Set task
Identify the lines that contain the string "xuất", then copy each of them.

Stored records
__________________________________________________
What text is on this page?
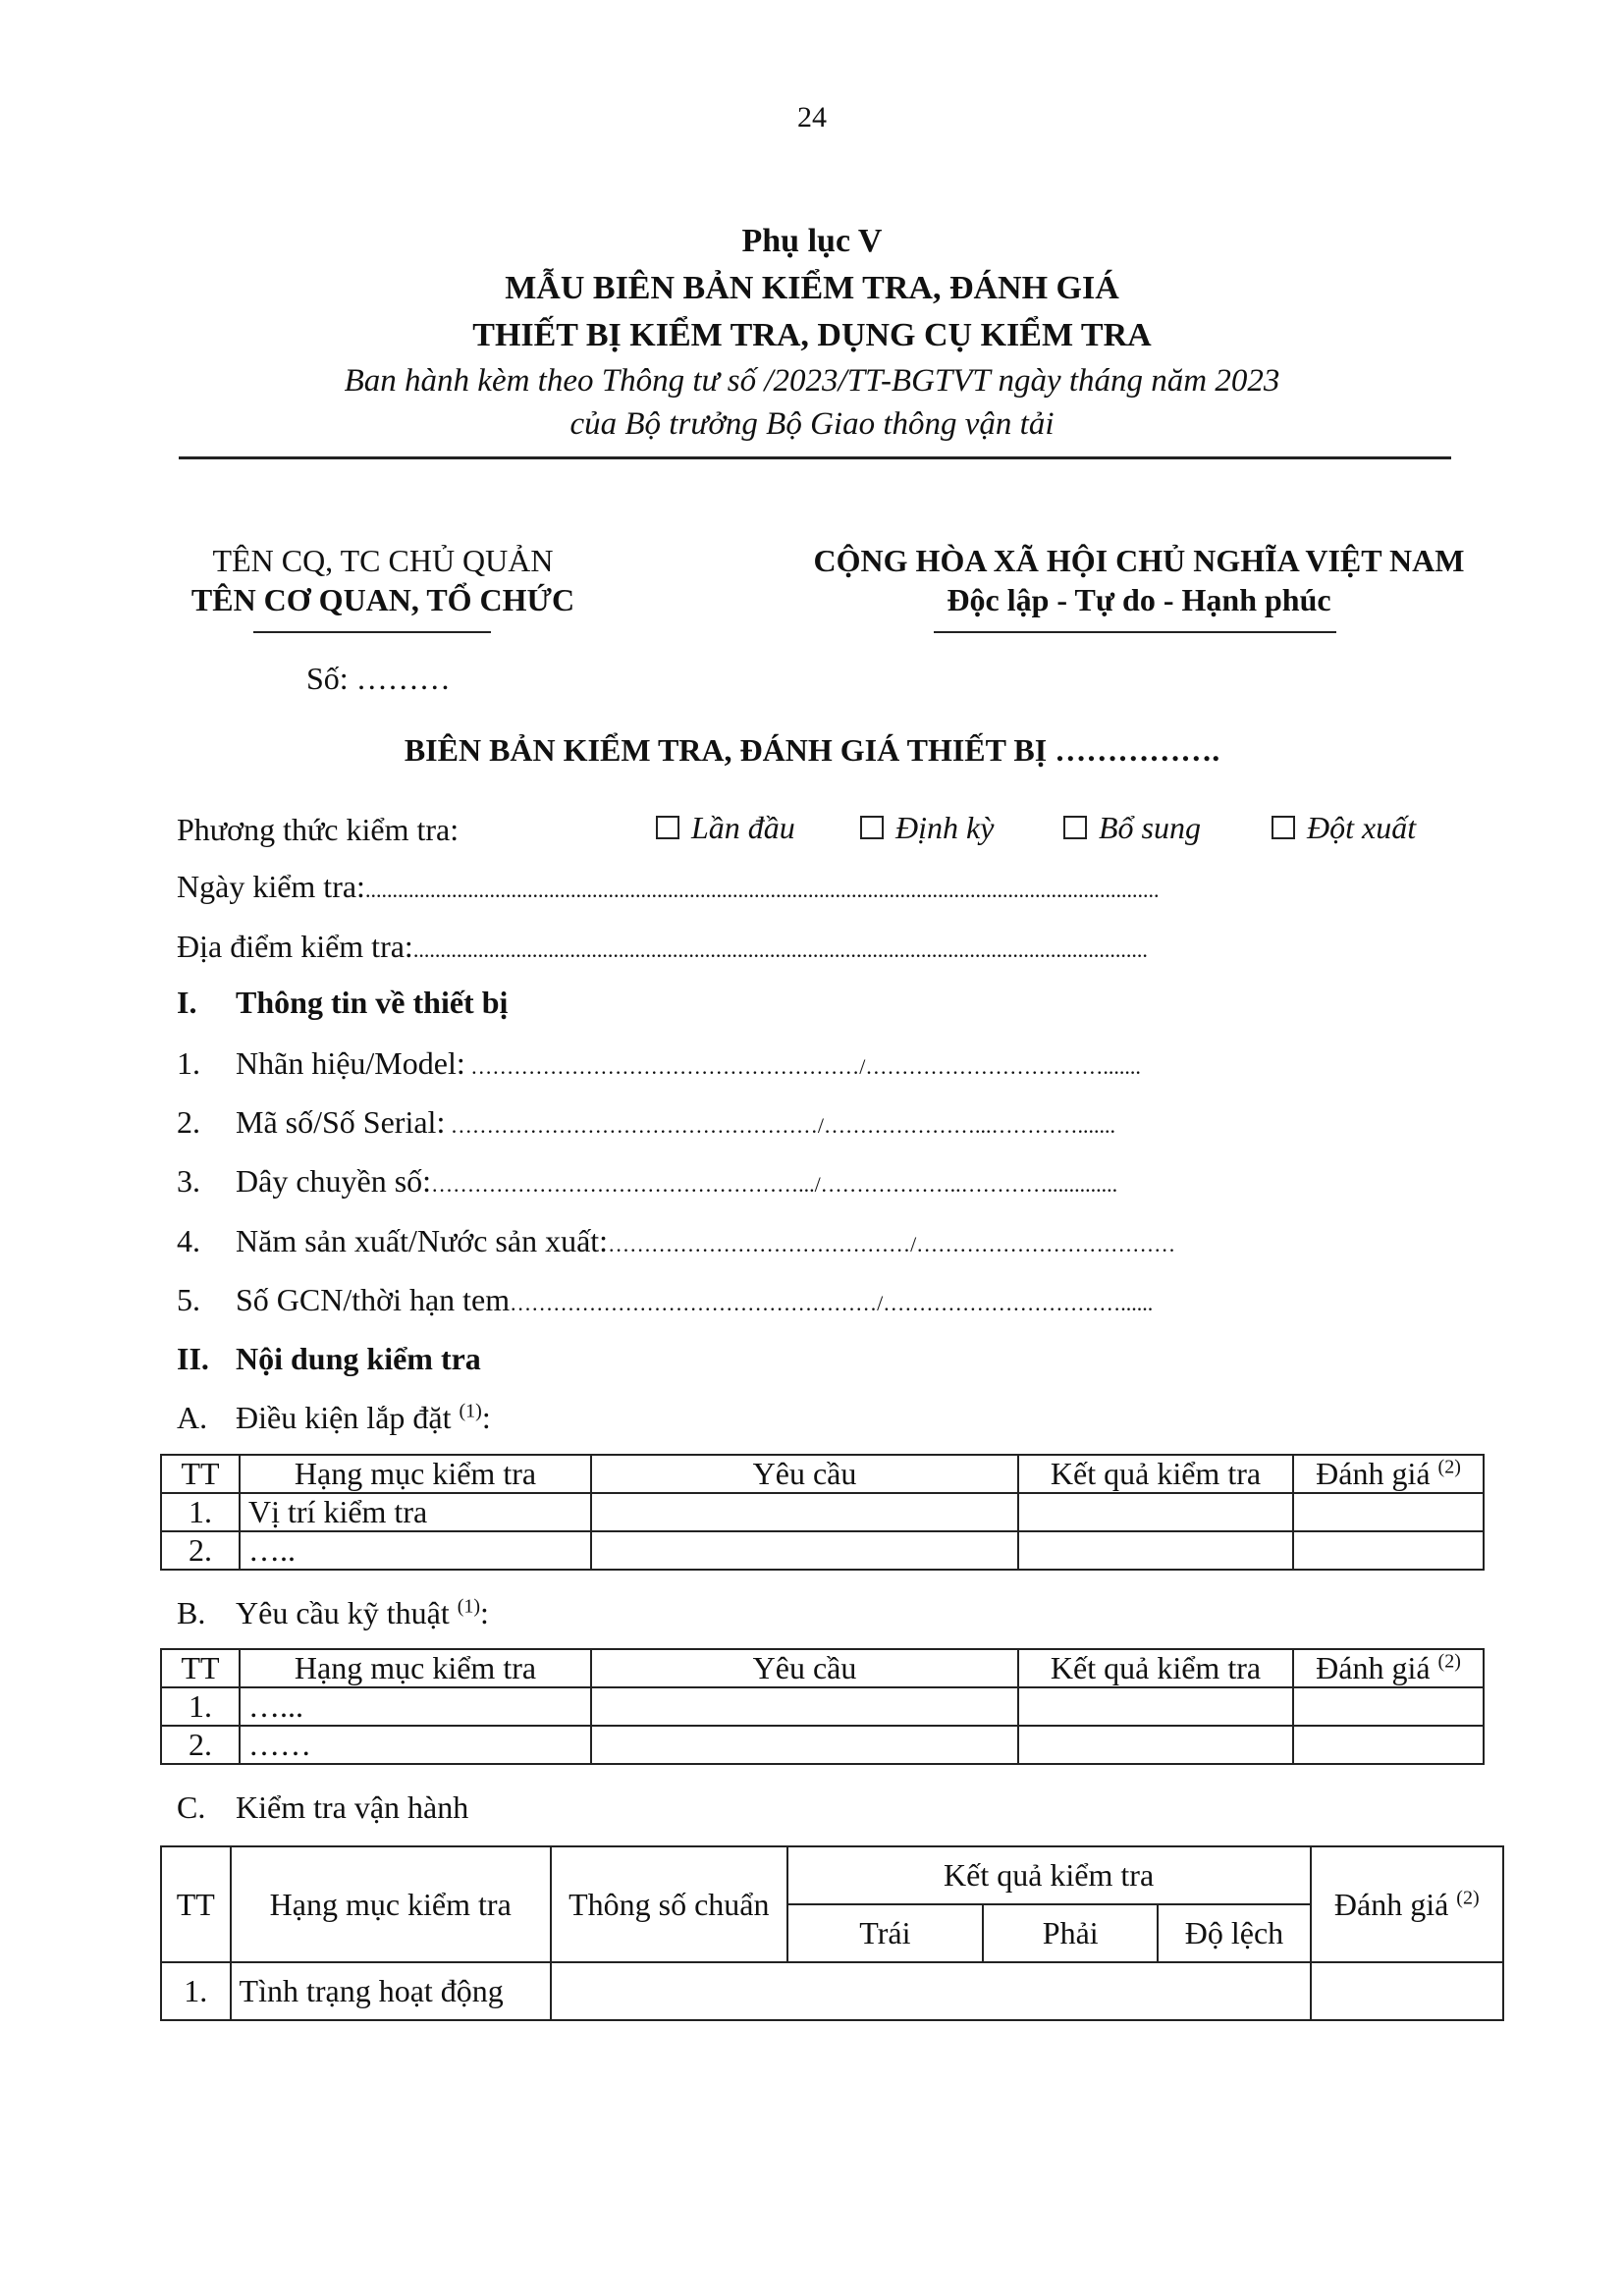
24
Phụ lục V
MẪU BIÊN BẢN KIỂM TRA, ĐÁNH GIÁ
THIẾT BỊ KIỂM TRA, DỤNG CỤ KIỂM TRA
Ban hành kèm theo Thông tư số /2023/TT-BGTVT ngày tháng năm 2023
của Bộ trưởng Bộ Giao thông vận tải
TÊN CQ, TC CHỦ QUẢN
TÊN CƠ QUAN, TỔ CHỨC
CỘNG HÒA XÃ HỘI CHỦ NGHĨA VIỆT NAM
Độc lập - Tự do - Hạnh phúc
Số: ………
BIÊN BẢN KIỂM TRA, ĐÁNH GIÁ THIẾT BỊ …………….
Phương thức kiểm tra:	Lần đầu	Định kỳ	Bổ sung	Đột xuất
Ngày kiểm tra:...................................................................................................................................................
Địa điểm kiểm tra:........................................................................................................................................
I. Thông tin về thiết bị
1. Nhãn hiệu/Model: ………………………………………………/…………………………….......
2. Mã số/Số Serial: ……………………………………………/…………………...………….......
3. Dây chuyền số:…………………………………………….../………………..………….............
4. Năm sản xuất/Nước sản xuất:……………………………………/………………………………
5. Số GCN/thời hạn tem……………………………………………/……………………………......
II. Nội dung kiểm tra
A. Điều kiện lắp đặt $^{(1)}$:
TT	Hạng mục kiểm tra	Yêu cầu	Kết quả kiểm tra	Đánh giá $^{(2)}$
1.	Vị trí kiểm tra			
2.	…..			
B. Yêu cầu kỹ thuật $^{(1)}$:
TT	Hạng mục kiểm tra	Yêu cầu	Kết quả kiểm tra	Đánh giá $^{(2)}$
1.	…...			
2.	……			
C. Kiểm tra vận hành
TT	Hạng mục kiểm tra	Thông số chuẩn	Kết quả kiểm tra			Đánh giá $^{(2)}$
			Trái	Phải	Độ lệch	
1.	Tình trạng hoạt động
__________________________________________________
Solution
Phương thức kiểm tra:	Lần đầu	Định kỳ	Bổ sung	Đột xuất
4. Năm sản xuất/Nước sản xuất:……………………………………/………………………………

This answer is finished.